§ Recorded data:
# # # #

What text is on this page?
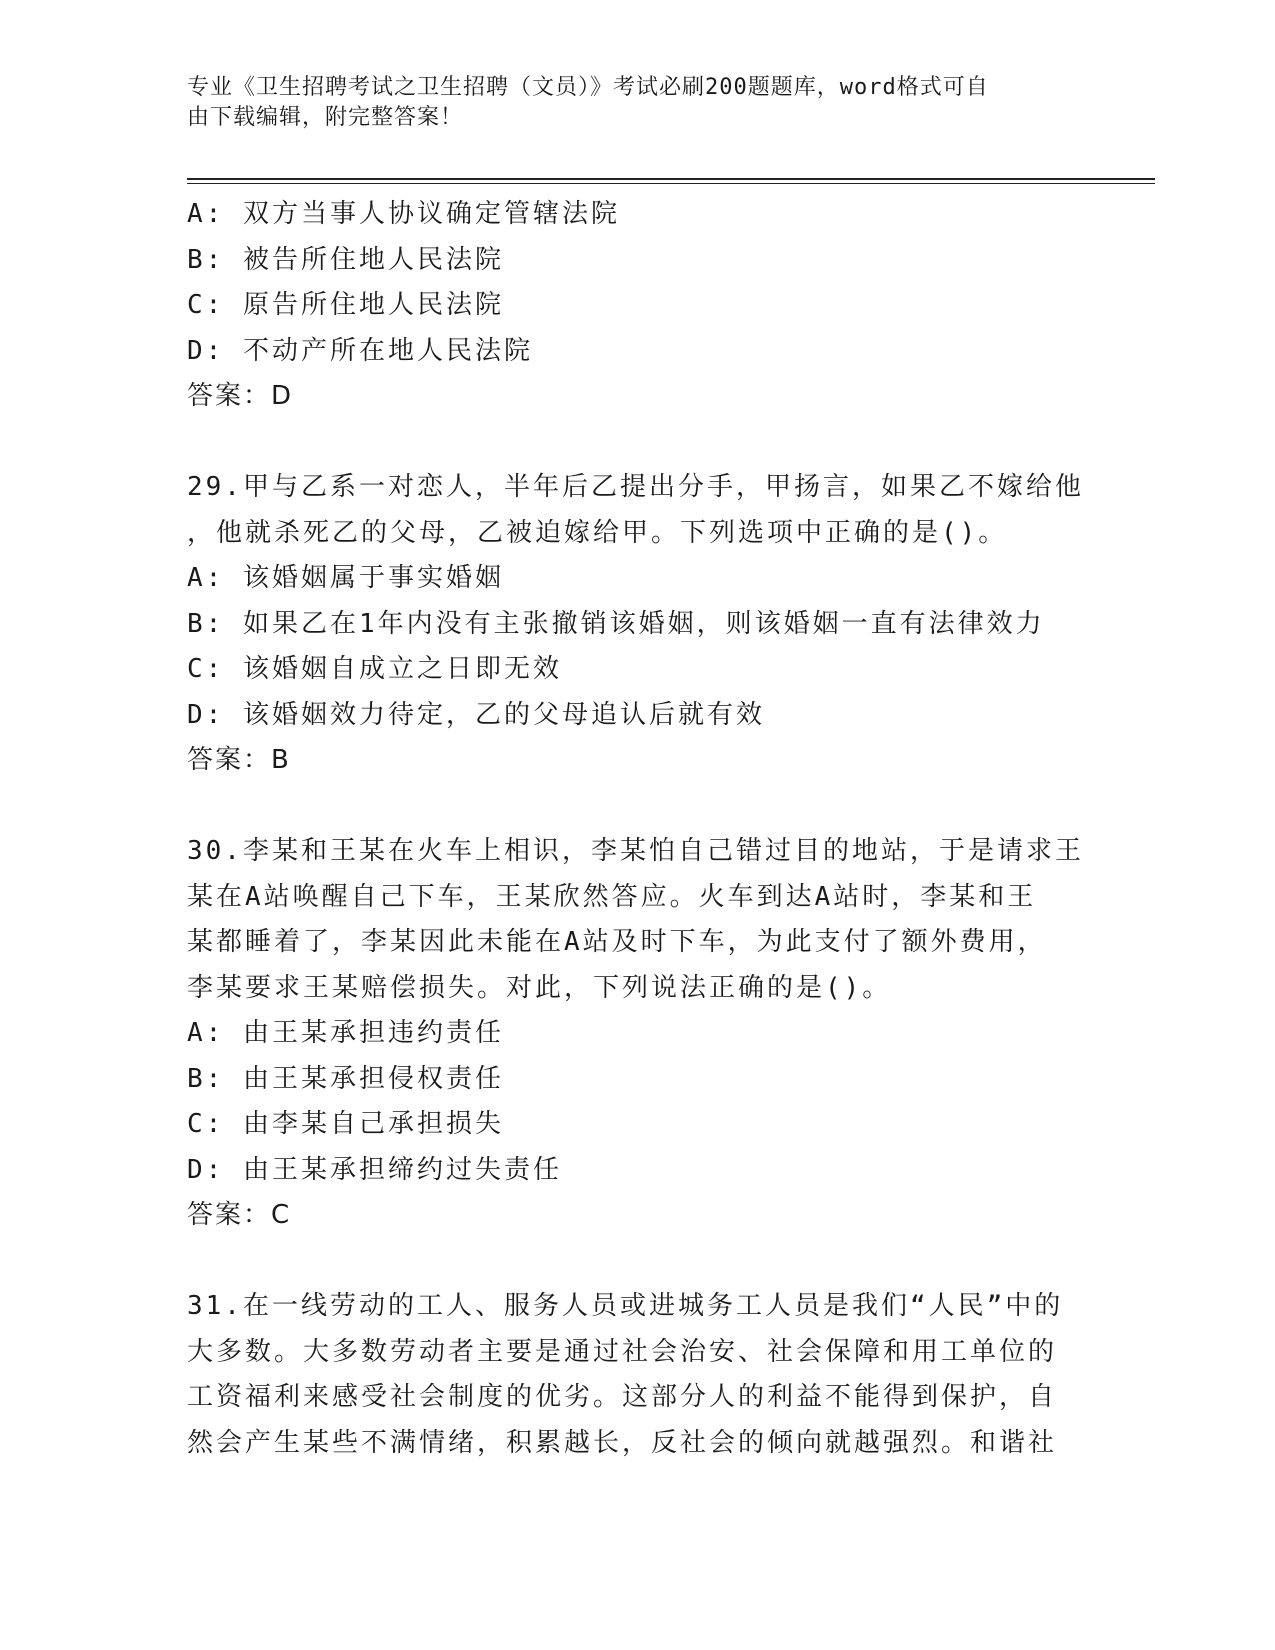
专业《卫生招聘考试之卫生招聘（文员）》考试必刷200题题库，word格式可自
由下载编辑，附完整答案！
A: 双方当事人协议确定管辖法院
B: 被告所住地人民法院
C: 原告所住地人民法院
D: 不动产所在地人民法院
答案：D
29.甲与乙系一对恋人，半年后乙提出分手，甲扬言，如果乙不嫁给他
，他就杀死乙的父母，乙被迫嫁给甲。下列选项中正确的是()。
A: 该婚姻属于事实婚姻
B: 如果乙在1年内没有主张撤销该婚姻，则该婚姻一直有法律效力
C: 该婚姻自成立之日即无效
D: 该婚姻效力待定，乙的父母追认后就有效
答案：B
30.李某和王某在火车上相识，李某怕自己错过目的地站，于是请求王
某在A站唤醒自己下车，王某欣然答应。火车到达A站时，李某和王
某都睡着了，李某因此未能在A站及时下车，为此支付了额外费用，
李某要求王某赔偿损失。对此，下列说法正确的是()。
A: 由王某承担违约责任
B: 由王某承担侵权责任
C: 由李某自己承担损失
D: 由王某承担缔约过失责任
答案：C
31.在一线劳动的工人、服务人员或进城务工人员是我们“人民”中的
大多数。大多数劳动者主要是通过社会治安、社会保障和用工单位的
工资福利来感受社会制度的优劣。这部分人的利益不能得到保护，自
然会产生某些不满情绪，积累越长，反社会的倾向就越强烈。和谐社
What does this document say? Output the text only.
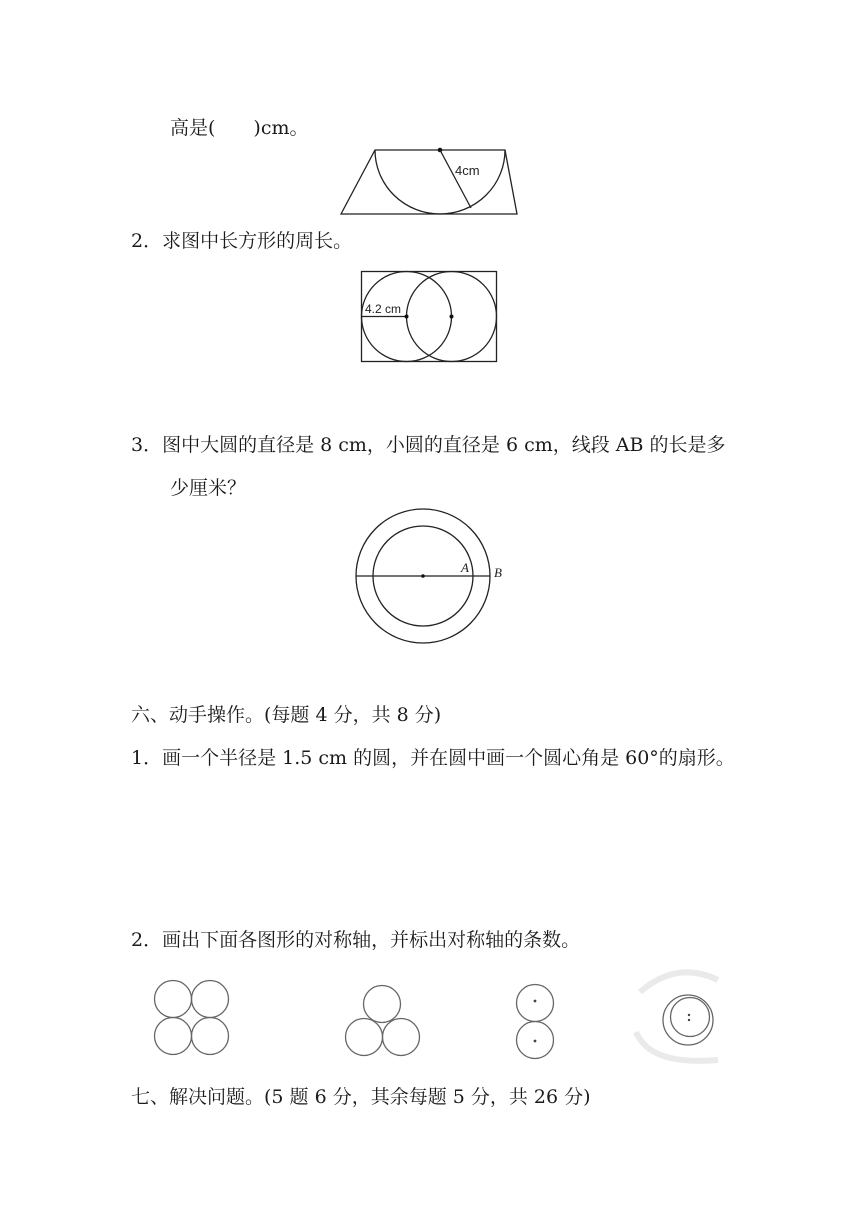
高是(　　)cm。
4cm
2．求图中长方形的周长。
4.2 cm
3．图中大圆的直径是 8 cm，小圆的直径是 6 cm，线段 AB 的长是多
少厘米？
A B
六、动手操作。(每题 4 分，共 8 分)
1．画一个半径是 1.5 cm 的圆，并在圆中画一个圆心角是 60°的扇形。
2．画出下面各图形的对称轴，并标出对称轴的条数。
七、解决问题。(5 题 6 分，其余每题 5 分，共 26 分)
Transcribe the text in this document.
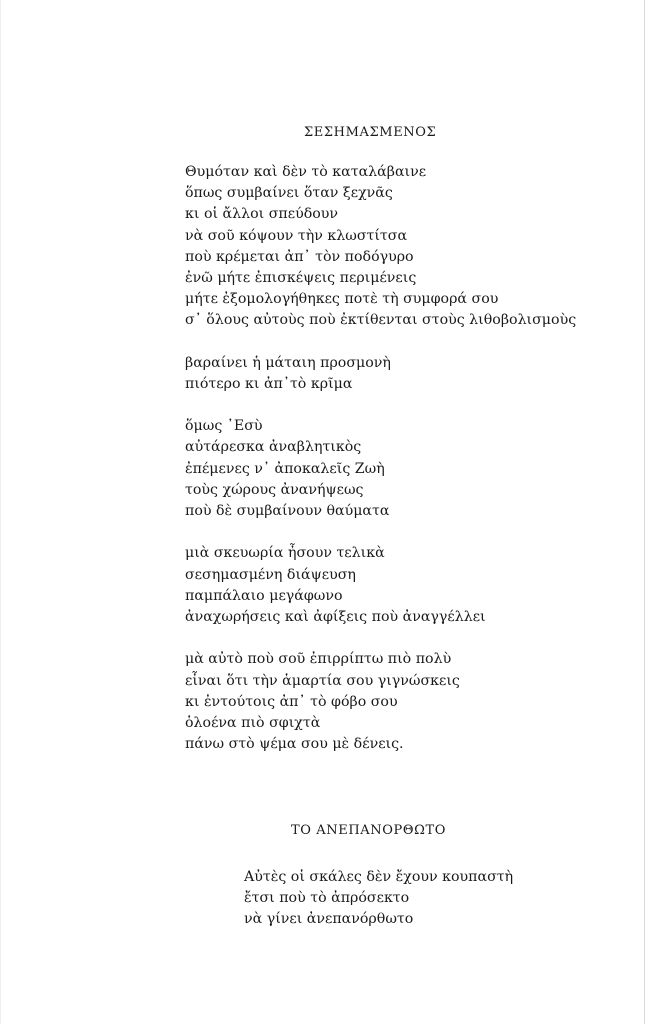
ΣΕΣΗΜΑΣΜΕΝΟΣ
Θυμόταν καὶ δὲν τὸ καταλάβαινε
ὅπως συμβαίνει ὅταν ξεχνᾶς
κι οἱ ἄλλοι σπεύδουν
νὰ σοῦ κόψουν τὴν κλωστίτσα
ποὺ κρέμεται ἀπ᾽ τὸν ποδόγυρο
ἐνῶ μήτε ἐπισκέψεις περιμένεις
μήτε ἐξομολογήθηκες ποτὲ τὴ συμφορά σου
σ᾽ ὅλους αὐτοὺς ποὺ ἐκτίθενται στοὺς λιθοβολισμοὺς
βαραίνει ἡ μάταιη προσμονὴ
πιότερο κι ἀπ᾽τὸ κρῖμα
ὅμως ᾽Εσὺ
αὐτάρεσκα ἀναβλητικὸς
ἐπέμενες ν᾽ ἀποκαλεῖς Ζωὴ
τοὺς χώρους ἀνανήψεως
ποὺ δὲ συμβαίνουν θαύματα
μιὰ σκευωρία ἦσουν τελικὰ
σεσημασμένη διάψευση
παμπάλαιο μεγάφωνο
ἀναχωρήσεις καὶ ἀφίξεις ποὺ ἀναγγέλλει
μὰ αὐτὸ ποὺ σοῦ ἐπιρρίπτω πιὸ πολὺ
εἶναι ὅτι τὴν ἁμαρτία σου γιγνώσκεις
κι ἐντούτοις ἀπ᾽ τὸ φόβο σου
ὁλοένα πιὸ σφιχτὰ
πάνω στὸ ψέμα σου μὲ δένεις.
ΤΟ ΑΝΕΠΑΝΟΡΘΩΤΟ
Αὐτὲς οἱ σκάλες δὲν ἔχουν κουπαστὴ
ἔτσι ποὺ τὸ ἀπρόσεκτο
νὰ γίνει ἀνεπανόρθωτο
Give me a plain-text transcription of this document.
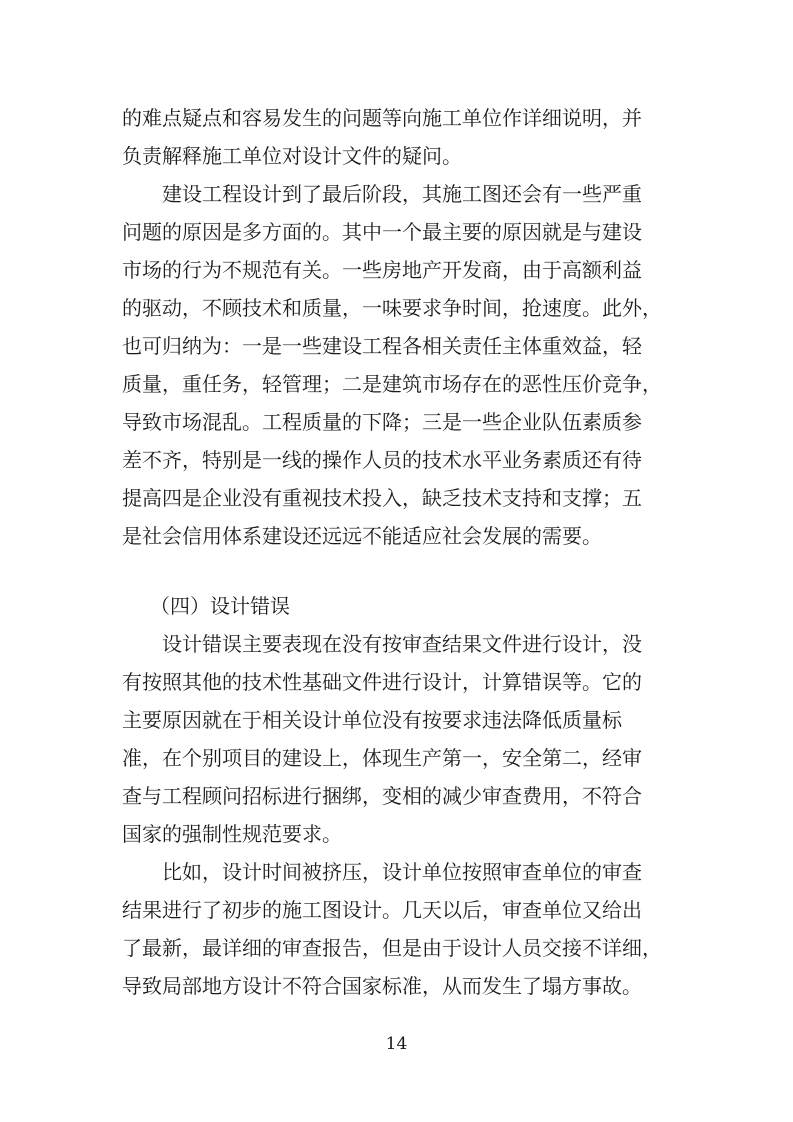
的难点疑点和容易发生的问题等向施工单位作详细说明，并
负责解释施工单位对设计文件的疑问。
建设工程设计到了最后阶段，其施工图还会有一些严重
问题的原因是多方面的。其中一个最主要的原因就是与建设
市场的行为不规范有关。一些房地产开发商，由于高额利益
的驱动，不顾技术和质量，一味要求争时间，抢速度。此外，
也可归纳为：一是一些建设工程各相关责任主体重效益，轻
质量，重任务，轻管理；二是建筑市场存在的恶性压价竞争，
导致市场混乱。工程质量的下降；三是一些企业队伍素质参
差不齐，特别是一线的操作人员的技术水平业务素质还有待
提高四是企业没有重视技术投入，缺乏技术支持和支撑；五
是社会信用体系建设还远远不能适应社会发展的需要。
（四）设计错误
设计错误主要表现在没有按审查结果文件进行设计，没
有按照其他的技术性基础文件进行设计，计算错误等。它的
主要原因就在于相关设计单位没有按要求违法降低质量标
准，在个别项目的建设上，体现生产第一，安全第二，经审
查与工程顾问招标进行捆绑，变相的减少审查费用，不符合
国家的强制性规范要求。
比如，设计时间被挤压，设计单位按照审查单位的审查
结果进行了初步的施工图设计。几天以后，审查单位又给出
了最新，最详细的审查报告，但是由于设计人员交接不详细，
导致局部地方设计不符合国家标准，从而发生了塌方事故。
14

# # # #

§ Objective: Show the lines of the material that contain the word "What".

§ Full answer:
What text is on this page?
What does this document say? Output the text only.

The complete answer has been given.